--- START OF DATA RECORDS ---

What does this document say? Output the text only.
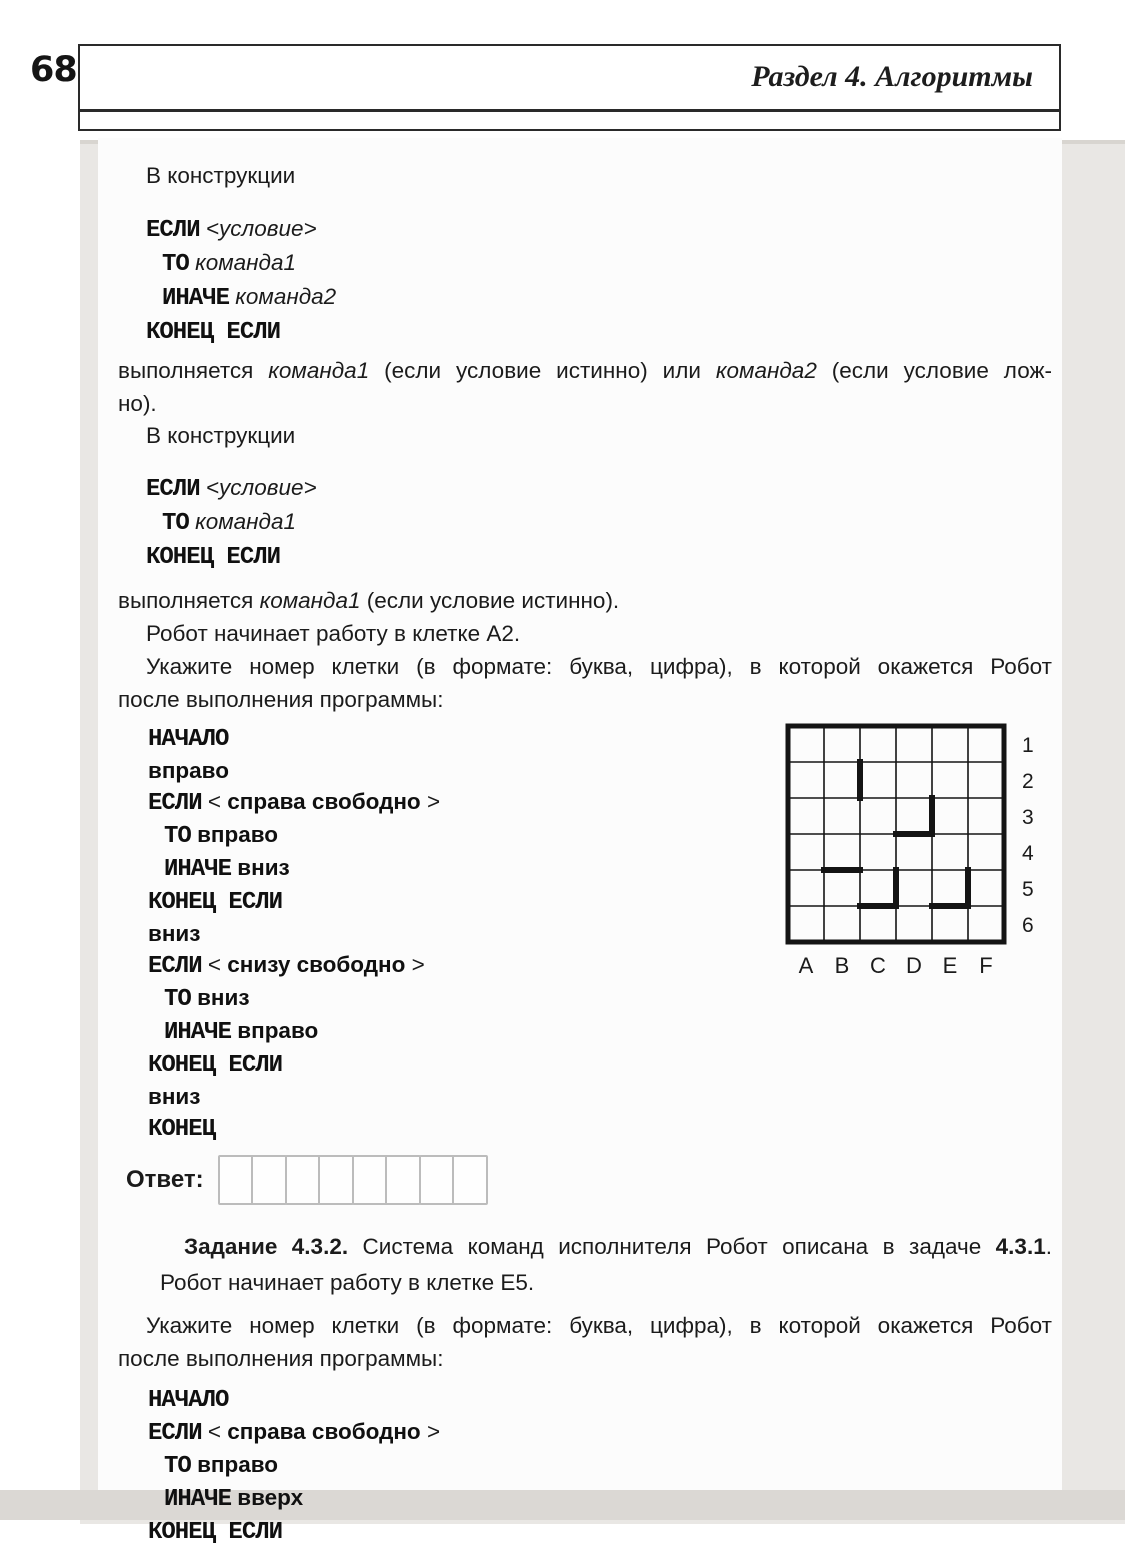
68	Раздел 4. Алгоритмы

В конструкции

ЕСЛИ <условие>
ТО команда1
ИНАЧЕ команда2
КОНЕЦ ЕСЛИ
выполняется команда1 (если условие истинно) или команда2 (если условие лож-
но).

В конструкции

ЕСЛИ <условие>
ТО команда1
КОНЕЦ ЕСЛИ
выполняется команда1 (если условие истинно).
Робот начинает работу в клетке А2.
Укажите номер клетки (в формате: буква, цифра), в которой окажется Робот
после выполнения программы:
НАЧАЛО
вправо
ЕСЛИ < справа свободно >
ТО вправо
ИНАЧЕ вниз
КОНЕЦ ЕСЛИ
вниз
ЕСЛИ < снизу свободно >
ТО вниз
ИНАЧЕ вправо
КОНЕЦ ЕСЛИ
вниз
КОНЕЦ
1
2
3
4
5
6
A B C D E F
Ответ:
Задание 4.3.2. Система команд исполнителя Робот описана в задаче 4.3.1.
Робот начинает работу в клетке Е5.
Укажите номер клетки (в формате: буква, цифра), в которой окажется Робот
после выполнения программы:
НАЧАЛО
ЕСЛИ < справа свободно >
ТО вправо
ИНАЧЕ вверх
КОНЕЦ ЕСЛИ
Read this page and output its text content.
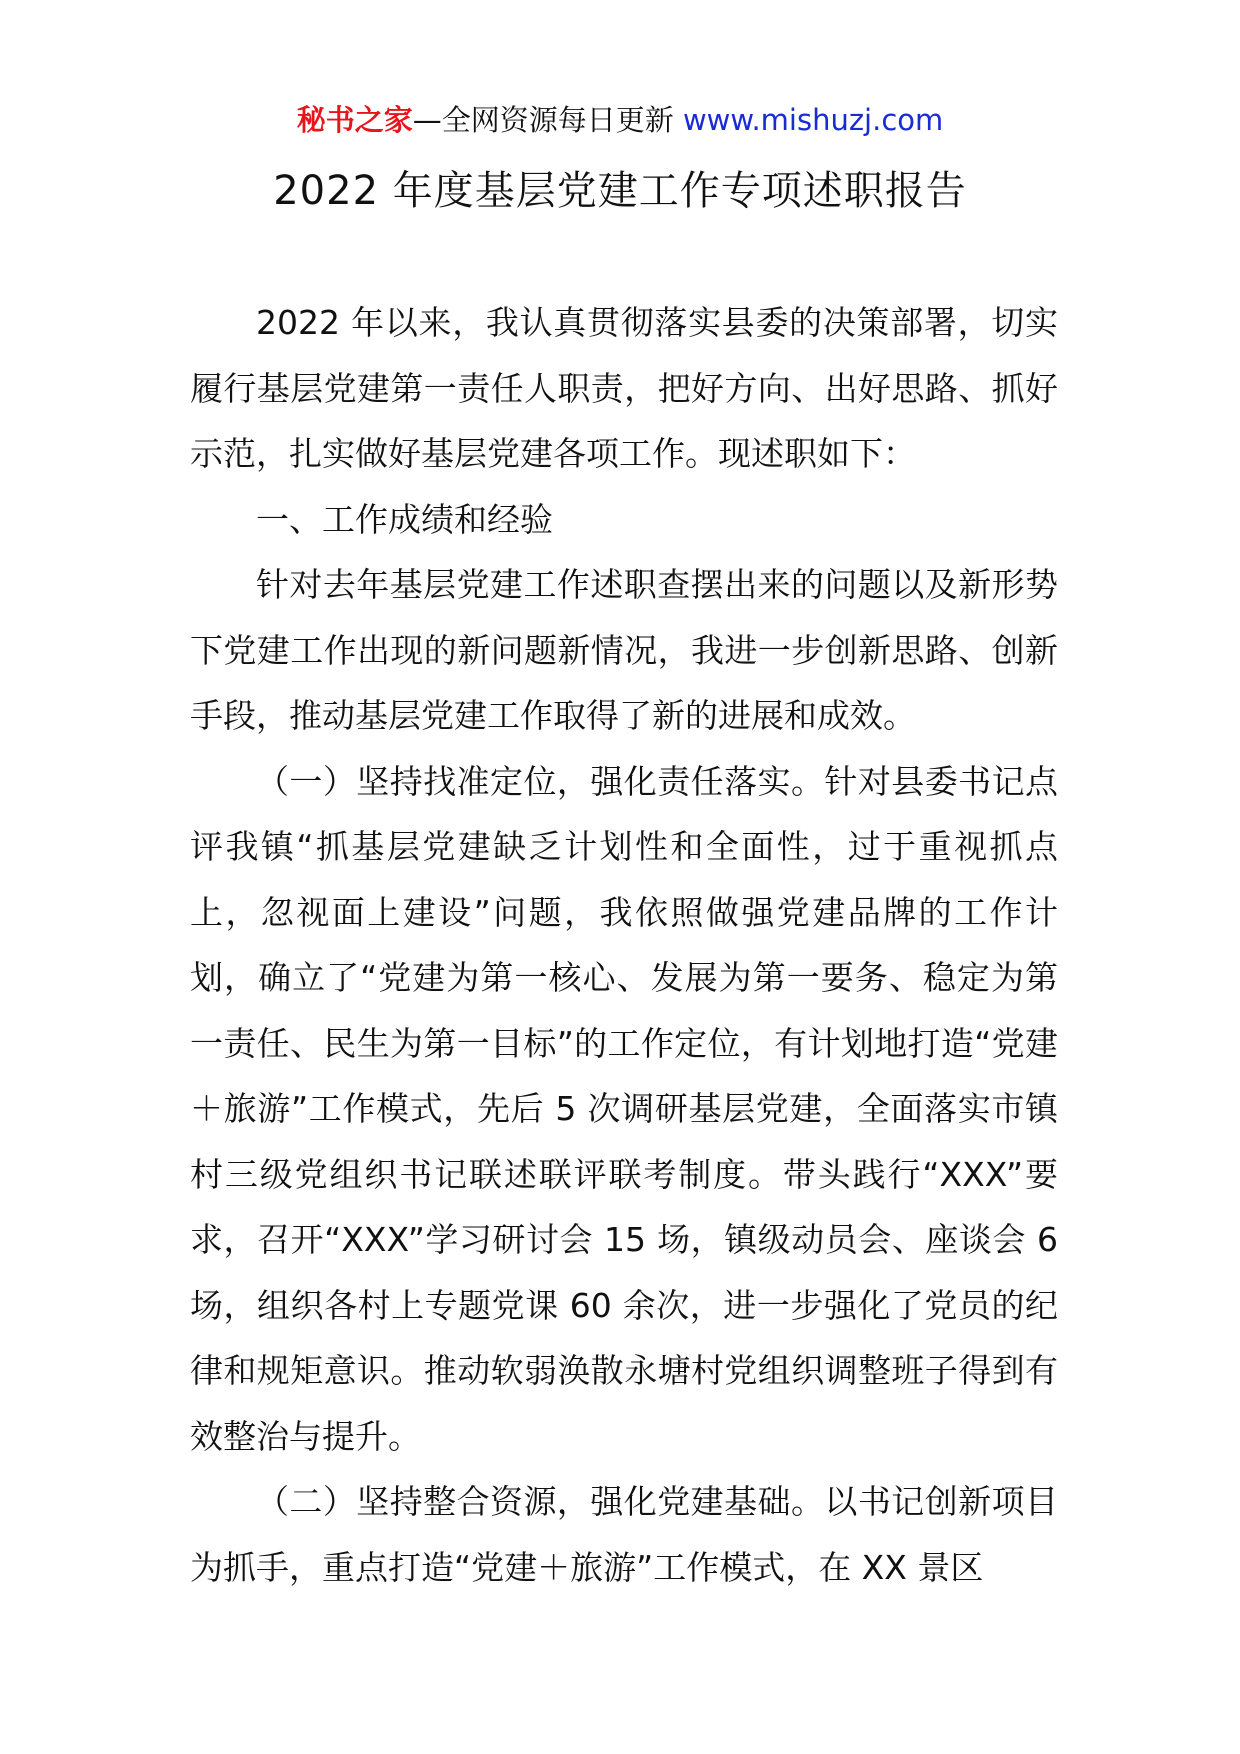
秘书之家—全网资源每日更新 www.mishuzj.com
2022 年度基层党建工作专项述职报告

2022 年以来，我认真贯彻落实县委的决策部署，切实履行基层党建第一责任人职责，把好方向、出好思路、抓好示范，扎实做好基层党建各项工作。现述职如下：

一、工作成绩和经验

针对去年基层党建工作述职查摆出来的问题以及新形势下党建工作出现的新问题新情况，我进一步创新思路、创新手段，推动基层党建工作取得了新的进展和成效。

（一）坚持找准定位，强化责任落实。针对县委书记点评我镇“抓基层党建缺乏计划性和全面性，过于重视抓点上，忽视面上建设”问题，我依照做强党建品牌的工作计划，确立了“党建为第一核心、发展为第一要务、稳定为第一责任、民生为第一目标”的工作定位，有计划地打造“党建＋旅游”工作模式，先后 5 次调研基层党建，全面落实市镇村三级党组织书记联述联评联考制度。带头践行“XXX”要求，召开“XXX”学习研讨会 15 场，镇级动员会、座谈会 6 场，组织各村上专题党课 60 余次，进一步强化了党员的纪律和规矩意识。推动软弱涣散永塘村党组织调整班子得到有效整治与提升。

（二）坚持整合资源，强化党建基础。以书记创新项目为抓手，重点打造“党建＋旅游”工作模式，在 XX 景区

--- END OF DATA RECORDS ---
--- START OF DATA RECORDS ---

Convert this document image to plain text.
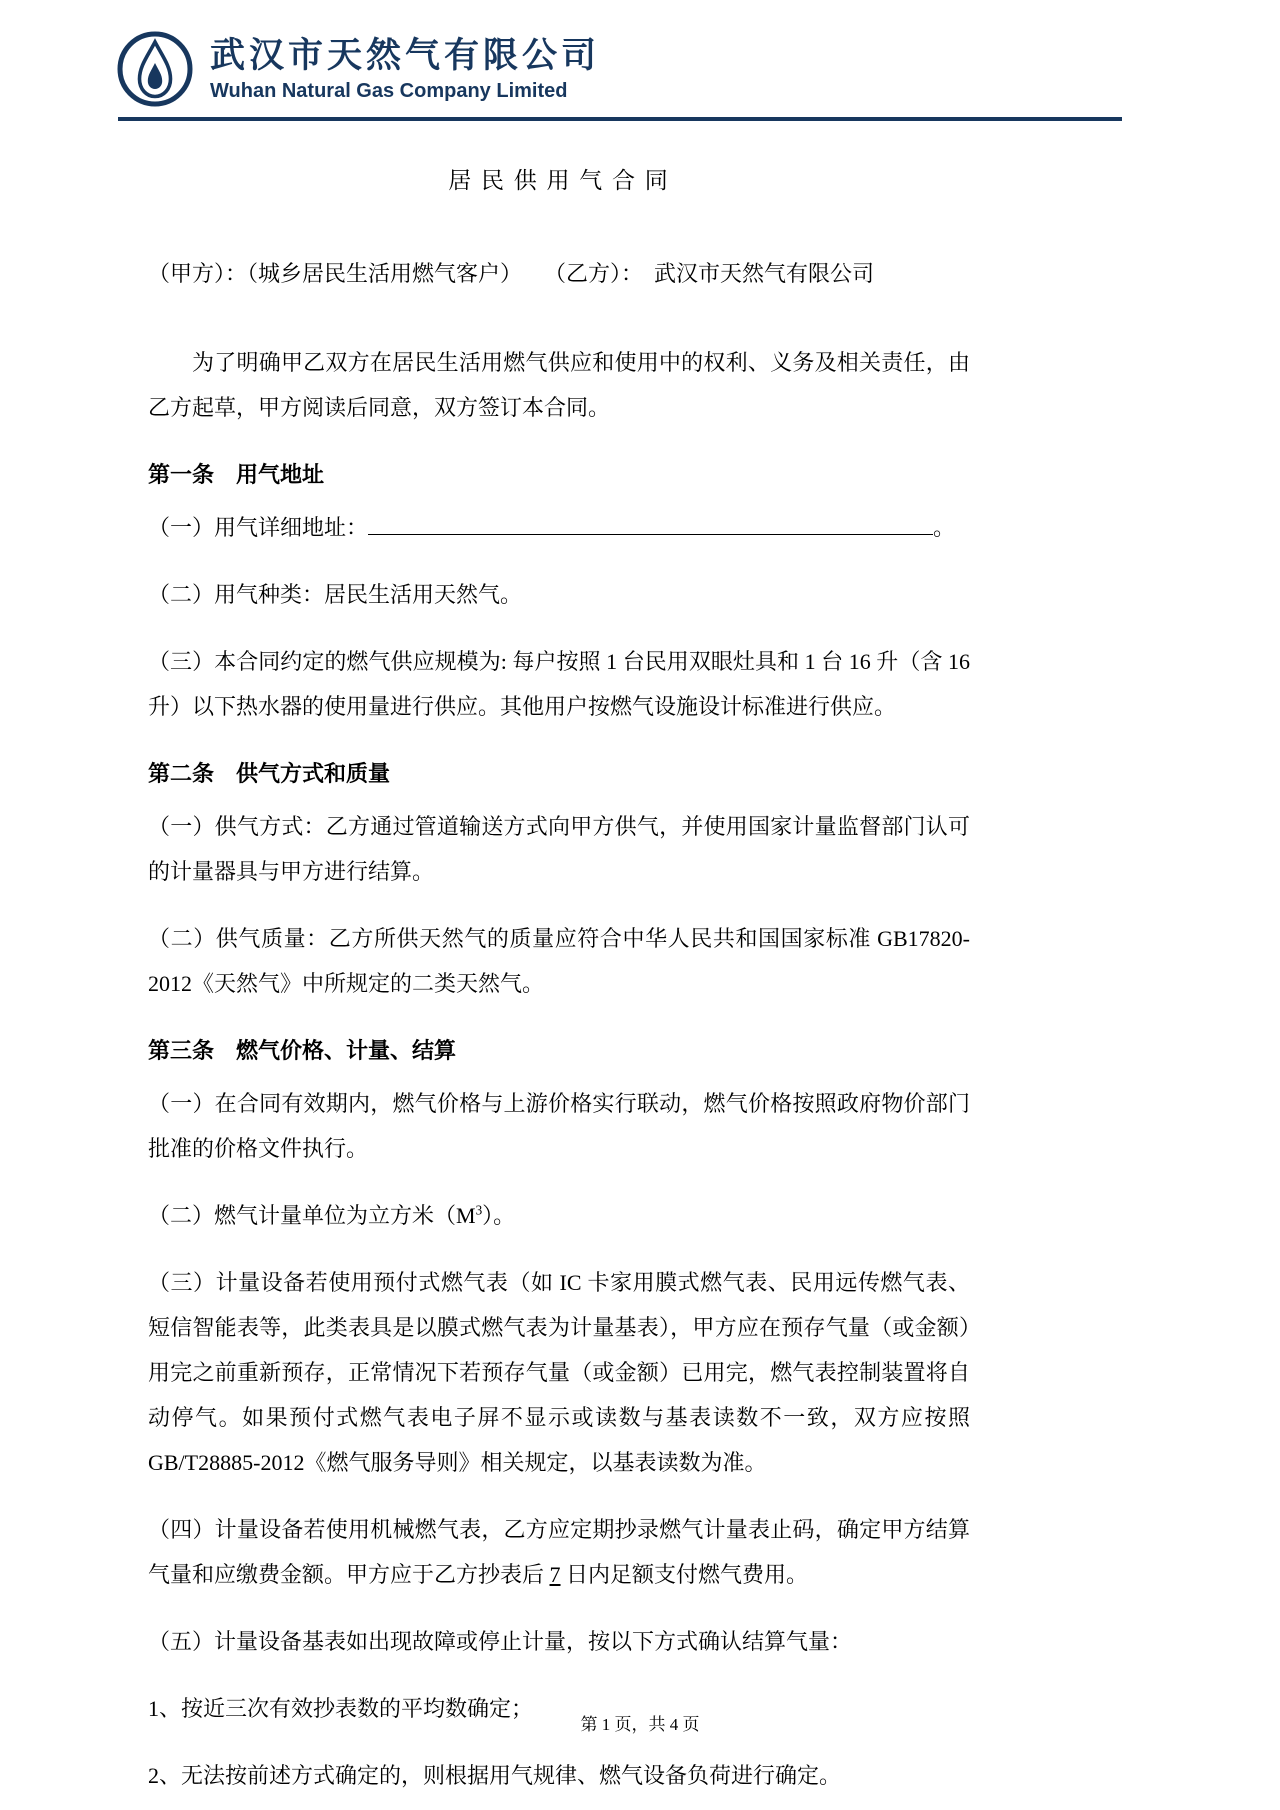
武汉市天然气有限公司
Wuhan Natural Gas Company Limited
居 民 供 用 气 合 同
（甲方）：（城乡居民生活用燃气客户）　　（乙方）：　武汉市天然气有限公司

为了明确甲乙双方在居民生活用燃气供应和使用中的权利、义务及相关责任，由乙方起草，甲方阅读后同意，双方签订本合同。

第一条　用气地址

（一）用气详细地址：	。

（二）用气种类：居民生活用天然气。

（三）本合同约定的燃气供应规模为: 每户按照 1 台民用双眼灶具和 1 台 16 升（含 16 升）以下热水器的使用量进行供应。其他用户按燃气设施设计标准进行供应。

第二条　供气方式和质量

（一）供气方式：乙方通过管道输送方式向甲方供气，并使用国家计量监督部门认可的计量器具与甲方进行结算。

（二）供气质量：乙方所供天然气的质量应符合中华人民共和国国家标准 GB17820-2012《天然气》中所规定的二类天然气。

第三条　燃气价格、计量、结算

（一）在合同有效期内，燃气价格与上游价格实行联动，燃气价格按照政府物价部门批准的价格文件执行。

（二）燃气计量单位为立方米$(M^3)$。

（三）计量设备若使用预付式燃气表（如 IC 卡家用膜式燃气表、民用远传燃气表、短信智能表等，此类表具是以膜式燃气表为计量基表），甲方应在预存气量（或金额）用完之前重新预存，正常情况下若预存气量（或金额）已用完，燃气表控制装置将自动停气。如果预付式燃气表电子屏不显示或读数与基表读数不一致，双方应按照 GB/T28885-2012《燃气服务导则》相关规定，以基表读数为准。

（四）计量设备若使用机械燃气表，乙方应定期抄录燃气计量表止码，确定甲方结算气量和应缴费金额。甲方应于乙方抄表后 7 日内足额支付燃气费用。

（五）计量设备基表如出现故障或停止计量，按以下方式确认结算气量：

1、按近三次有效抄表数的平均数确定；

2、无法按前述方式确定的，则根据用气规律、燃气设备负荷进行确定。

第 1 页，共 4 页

--- END OF DATA RECORDS ---

- **THE EXERCISE**: State the number of lines in this listing that contain the string "условие", and add nothing else.

- **ANSWER TO THE EXERCISE**: 4